━━ GIVEN RECORDS

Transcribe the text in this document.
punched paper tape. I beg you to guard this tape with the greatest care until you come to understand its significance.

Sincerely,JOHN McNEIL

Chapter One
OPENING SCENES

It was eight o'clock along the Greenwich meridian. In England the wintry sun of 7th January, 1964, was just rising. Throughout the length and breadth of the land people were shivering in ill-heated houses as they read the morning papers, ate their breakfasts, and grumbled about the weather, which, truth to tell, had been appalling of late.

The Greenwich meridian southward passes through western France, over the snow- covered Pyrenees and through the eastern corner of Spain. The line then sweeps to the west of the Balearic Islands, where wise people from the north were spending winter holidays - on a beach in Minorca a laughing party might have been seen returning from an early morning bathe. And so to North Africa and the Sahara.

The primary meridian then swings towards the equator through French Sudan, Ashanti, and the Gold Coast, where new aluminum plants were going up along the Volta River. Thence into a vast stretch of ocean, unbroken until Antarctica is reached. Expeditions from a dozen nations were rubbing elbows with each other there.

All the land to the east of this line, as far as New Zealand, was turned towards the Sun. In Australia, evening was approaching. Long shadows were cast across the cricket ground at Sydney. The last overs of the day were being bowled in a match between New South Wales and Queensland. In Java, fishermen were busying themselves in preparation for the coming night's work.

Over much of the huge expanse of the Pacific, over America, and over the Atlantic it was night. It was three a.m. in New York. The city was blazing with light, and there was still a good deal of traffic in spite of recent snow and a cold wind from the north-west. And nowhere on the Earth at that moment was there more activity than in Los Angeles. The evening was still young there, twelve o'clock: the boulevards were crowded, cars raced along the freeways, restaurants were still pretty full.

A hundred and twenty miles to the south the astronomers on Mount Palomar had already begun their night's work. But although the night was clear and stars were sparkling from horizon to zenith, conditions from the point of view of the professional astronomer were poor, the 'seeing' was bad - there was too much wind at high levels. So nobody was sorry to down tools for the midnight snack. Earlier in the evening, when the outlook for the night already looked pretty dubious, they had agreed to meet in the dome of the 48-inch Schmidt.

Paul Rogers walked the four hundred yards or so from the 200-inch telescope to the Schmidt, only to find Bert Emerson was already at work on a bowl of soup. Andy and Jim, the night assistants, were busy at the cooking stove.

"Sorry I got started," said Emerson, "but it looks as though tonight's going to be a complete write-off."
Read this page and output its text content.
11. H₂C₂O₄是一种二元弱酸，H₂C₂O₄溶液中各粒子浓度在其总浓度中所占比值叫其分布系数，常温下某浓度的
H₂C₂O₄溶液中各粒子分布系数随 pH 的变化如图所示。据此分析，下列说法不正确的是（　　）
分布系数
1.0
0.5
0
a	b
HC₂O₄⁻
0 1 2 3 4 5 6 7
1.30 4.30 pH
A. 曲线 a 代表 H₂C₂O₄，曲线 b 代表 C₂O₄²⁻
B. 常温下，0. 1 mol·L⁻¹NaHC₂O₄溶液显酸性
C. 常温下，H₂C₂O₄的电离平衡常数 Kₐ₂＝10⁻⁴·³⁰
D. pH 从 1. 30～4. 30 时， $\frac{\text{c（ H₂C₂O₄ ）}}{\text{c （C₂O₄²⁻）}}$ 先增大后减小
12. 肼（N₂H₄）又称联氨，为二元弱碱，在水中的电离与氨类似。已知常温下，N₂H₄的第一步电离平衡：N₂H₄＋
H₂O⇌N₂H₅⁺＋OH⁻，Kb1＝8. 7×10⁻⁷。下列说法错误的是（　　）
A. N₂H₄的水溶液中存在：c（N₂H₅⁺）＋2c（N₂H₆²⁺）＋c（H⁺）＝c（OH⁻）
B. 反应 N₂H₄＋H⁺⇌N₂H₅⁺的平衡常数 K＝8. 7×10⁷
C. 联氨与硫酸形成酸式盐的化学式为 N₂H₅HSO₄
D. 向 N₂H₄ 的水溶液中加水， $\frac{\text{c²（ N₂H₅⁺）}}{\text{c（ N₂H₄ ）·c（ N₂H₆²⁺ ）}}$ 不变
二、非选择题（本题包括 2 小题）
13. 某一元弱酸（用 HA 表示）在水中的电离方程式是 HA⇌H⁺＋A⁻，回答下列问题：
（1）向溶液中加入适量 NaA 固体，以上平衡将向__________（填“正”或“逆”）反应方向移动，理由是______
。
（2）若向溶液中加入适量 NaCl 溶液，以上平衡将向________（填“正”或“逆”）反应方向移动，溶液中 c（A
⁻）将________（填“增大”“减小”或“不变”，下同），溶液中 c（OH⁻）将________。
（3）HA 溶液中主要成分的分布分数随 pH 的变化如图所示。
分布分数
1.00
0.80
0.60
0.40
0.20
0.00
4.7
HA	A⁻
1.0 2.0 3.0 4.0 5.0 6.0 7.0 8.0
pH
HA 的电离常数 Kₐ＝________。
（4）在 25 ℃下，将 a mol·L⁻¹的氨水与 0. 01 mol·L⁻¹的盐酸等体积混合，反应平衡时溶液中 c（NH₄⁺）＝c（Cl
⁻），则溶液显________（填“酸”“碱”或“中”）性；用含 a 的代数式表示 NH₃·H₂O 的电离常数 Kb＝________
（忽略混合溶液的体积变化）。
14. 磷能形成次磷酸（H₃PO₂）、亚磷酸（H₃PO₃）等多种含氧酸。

━━━━

▶ TASK PROMPT: How many of the lines above hold "wind"? Answer with only the number.

▶ EXERCISE ANSWER: 2